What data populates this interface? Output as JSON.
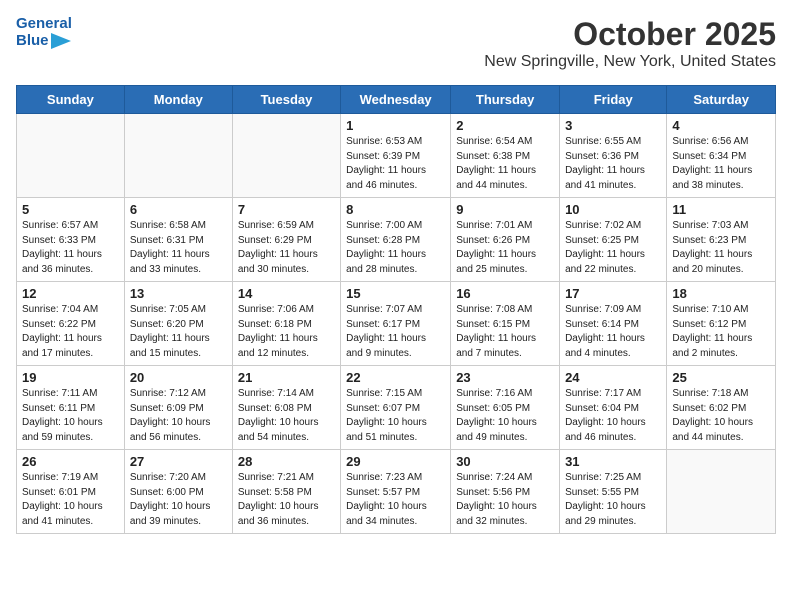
{
  "logo": {
    "general": "General",
    "blue": "Blue"
  },
  "title": "October 2025",
  "subtitle": "New Springville, New York, United States",
  "headers": [
    "Sunday",
    "Monday",
    "Tuesday",
    "Wednesday",
    "Thursday",
    "Friday",
    "Saturday"
  ],
  "weeks": [
    [
      {
        "day": "",
        "info": ""
      },
      {
        "day": "",
        "info": ""
      },
      {
        "day": "",
        "info": ""
      },
      {
        "day": "1",
        "info": "Sunrise: 6:53 AM\nSunset: 6:39 PM\nDaylight: 11 hours and 46 minutes."
      },
      {
        "day": "2",
        "info": "Sunrise: 6:54 AM\nSunset: 6:38 PM\nDaylight: 11 hours and 44 minutes."
      },
      {
        "day": "3",
        "info": "Sunrise: 6:55 AM\nSunset: 6:36 PM\nDaylight: 11 hours and 41 minutes."
      },
      {
        "day": "4",
        "info": "Sunrise: 6:56 AM\nSunset: 6:34 PM\nDaylight: 11 hours and 38 minutes."
      }
    ],
    [
      {
        "day": "5",
        "info": "Sunrise: 6:57 AM\nSunset: 6:33 PM\nDaylight: 11 hours and 36 minutes."
      },
      {
        "day": "6",
        "info": "Sunrise: 6:58 AM\nSunset: 6:31 PM\nDaylight: 11 hours and 33 minutes."
      },
      {
        "day": "7",
        "info": "Sunrise: 6:59 AM\nSunset: 6:29 PM\nDaylight: 11 hours and 30 minutes."
      },
      {
        "day": "8",
        "info": "Sunrise: 7:00 AM\nSunset: 6:28 PM\nDaylight: 11 hours and 28 minutes."
      },
      {
        "day": "9",
        "info": "Sunrise: 7:01 AM\nSunset: 6:26 PM\nDaylight: 11 hours and 25 minutes."
      },
      {
        "day": "10",
        "info": "Sunrise: 7:02 AM\nSunset: 6:25 PM\nDaylight: 11 hours and 22 minutes."
      },
      {
        "day": "11",
        "info": "Sunrise: 7:03 AM\nSunset: 6:23 PM\nDaylight: 11 hours and 20 minutes."
      }
    ],
    [
      {
        "day": "12",
        "info": "Sunrise: 7:04 AM\nSunset: 6:22 PM\nDaylight: 11 hours and 17 minutes."
      },
      {
        "day": "13",
        "info": "Sunrise: 7:05 AM\nSunset: 6:20 PM\nDaylight: 11 hours and 15 minutes."
      },
      {
        "day": "14",
        "info": "Sunrise: 7:06 AM\nSunset: 6:18 PM\nDaylight: 11 hours and 12 minutes."
      },
      {
        "day": "15",
        "info": "Sunrise: 7:07 AM\nSunset: 6:17 PM\nDaylight: 11 hours and 9 minutes."
      },
      {
        "day": "16",
        "info": "Sunrise: 7:08 AM\nSunset: 6:15 PM\nDaylight: 11 hours and 7 minutes."
      },
      {
        "day": "17",
        "info": "Sunrise: 7:09 AM\nSunset: 6:14 PM\nDaylight: 11 hours and 4 minutes."
      },
      {
        "day": "18",
        "info": "Sunrise: 7:10 AM\nSunset: 6:12 PM\nDaylight: 11 hours and 2 minutes."
      }
    ],
    [
      {
        "day": "19",
        "info": "Sunrise: 7:11 AM\nSunset: 6:11 PM\nDaylight: 10 hours and 59 minutes."
      },
      {
        "day": "20",
        "info": "Sunrise: 7:12 AM\nSunset: 6:09 PM\nDaylight: 10 hours and 56 minutes."
      },
      {
        "day": "21",
        "info": "Sunrise: 7:14 AM\nSunset: 6:08 PM\nDaylight: 10 hours and 54 minutes."
      },
      {
        "day": "22",
        "info": "Sunrise: 7:15 AM\nSunset: 6:07 PM\nDaylight: 10 hours and 51 minutes."
      },
      {
        "day": "23",
        "info": "Sunrise: 7:16 AM\nSunset: 6:05 PM\nDaylight: 10 hours and 49 minutes."
      },
      {
        "day": "24",
        "info": "Sunrise: 7:17 AM\nSunset: 6:04 PM\nDaylight: 10 hours and 46 minutes."
      },
      {
        "day": "25",
        "info": "Sunrise: 7:18 AM\nSunset: 6:02 PM\nDaylight: 10 hours and 44 minutes."
      }
    ],
    [
      {
        "day": "26",
        "info": "Sunrise: 7:19 AM\nSunset: 6:01 PM\nDaylight: 10 hours and 41 minutes."
      },
      {
        "day": "27",
        "info": "Sunrise: 7:20 AM\nSunset: 6:00 PM\nDaylight: 10 hours and 39 minutes."
      },
      {
        "day": "28",
        "info": "Sunrise: 7:21 AM\nSunset: 5:58 PM\nDaylight: 10 hours and 36 minutes."
      },
      {
        "day": "29",
        "info": "Sunrise: 7:23 AM\nSunset: 5:57 PM\nDaylight: 10 hours and 34 minutes."
      },
      {
        "day": "30",
        "info": "Sunrise: 7:24 AM\nSunset: 5:56 PM\nDaylight: 10 hours and 32 minutes."
      },
      {
        "day": "31",
        "info": "Sunrise: 7:25 AM\nSunset: 5:55 PM\nDaylight: 10 hours and 29 minutes."
      },
      {
        "day": "",
        "info": ""
      }
    ]
  ]
}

++++

* **REQUIREMENTS**
Without including any picture, repeat the data exactly.

* **RESULT OF THIS EXERCISE**
What data populates this interface? Output as JSON.
{
  "logo": {
    "general": "General",
    "blue": "Blue"
  },
  "title": "October 2025",
  "subtitle": "New Springville, New York, United States",
  "headers": [
    "Sunday",
    "Monday",
    "Tuesday",
    "Wednesday",
    "Thursday",
    "Friday",
    "Saturday"
  ],
  "weeks": [
    [
      {
        "day": "",
        "info": ""
      },
      {
        "day": "",
        "info": ""
      },
      {
        "day": "",
        "info": ""
      },
      {
        "day": "1",
        "info": "Sunrise: 6:53 AM\nSunset: 6:39 PM\nDaylight: 11 hours and 46 minutes."
      },
      {
        "day": "2",
        "info": "Sunrise: 6:54 AM\nSunset: 6:38 PM\nDaylight: 11 hours and 44 minutes."
      },
      {
        "day": "3",
        "info": "Sunrise: 6:55 AM\nSunset: 6:36 PM\nDaylight: 11 hours and 41 minutes."
      },
      {
        "day": "4",
        "info": "Sunrise: 6:56 AM\nSunset: 6:34 PM\nDaylight: 11 hours and 38 minutes."
      }
    ],
    [
      {
        "day": "5",
        "info": "Sunrise: 6:57 AM\nSunset: 6:33 PM\nDaylight: 11 hours and 36 minutes."
      },
      {
        "day": "6",
        "info": "Sunrise: 6:58 AM\nSunset: 6:31 PM\nDaylight: 11 hours and 33 minutes."
      },
      {
        "day": "7",
        "info": "Sunrise: 6:59 AM\nSunset: 6:29 PM\nDaylight: 11 hours and 30 minutes."
      },
      {
        "day": "8",
        "info": "Sunrise: 7:00 AM\nSunset: 6:28 PM\nDaylight: 11 hours and 28 minutes."
      },
      {
        "day": "9",
        "info": "Sunrise: 7:01 AM\nSunset: 6:26 PM\nDaylight: 11 hours and 25 minutes."
      },
      {
        "day": "10",
        "info": "Sunrise: 7:02 AM\nSunset: 6:25 PM\nDaylight: 11 hours and 22 minutes."
      },
      {
        "day": "11",
        "info": "Sunrise: 7:03 AM\nSunset: 6:23 PM\nDaylight: 11 hours and 20 minutes."
      }
    ],
    [
      {
        "day": "12",
        "info": "Sunrise: 7:04 AM\nSunset: 6:22 PM\nDaylight: 11 hours and 17 minutes."
      },
      {
        "day": "13",
        "info": "Sunrise: 7:05 AM\nSunset: 6:20 PM\nDaylight: 11 hours and 15 minutes."
      },
      {
        "day": "14",
        "info": "Sunrise: 7:06 AM\nSunset: 6:18 PM\nDaylight: 11 hours and 12 minutes."
      },
      {
        "day": "15",
        "info": "Sunrise: 7:07 AM\nSunset: 6:17 PM\nDaylight: 11 hours and 9 minutes."
      },
      {
        "day": "16",
        "info": "Sunrise: 7:08 AM\nSunset: 6:15 PM\nDaylight: 11 hours and 7 minutes."
      },
      {
        "day": "17",
        "info": "Sunrise: 7:09 AM\nSunset: 6:14 PM\nDaylight: 11 hours and 4 minutes."
      },
      {
        "day": "18",
        "info": "Sunrise: 7:10 AM\nSunset: 6:12 PM\nDaylight: 11 hours and 2 minutes."
      }
    ],
    [
      {
        "day": "19",
        "info": "Sunrise: 7:11 AM\nSunset: 6:11 PM\nDaylight: 10 hours and 59 minutes."
      },
      {
        "day": "20",
        "info": "Sunrise: 7:12 AM\nSunset: 6:09 PM\nDaylight: 10 hours and 56 minutes."
      },
      {
        "day": "21",
        "info": "Sunrise: 7:14 AM\nSunset: 6:08 PM\nDaylight: 10 hours and 54 minutes."
      },
      {
        "day": "22",
        "info": "Sunrise: 7:15 AM\nSunset: 6:07 PM\nDaylight: 10 hours and 51 minutes."
      },
      {
        "day": "23",
        "info": "Sunrise: 7:16 AM\nSunset: 6:05 PM\nDaylight: 10 hours and 49 minutes."
      },
      {
        "day": "24",
        "info": "Sunrise: 7:17 AM\nSunset: 6:04 PM\nDaylight: 10 hours and 46 minutes."
      },
      {
        "day": "25",
        "info": "Sunrise: 7:18 AM\nSunset: 6:02 PM\nDaylight: 10 hours and 44 minutes."
      }
    ],
    [
      {
        "day": "26",
        "info": "Sunrise: 7:19 AM\nSunset: 6:01 PM\nDaylight: 10 hours and 41 minutes."
      },
      {
        "day": "27",
        "info": "Sunrise: 7:20 AM\nSunset: 6:00 PM\nDaylight: 10 hours and 39 minutes."
      },
      {
        "day": "28",
        "info": "Sunrise: 7:21 AM\nSunset: 5:58 PM\nDaylight: 10 hours and 36 minutes."
      },
      {
        "day": "29",
        "info": "Sunrise: 7:23 AM\nSunset: 5:57 PM\nDaylight: 10 hours and 34 minutes."
      },
      {
        "day": "30",
        "info": "Sunrise: 7:24 AM\nSunset: 5:56 PM\nDaylight: 10 hours and 32 minutes."
      },
      {
        "day": "31",
        "info": "Sunrise: 7:25 AM\nSunset: 5:55 PM\nDaylight: 10 hours and 29 minutes."
      },
      {
        "day": "",
        "info": ""
      }
    ]
  ]
}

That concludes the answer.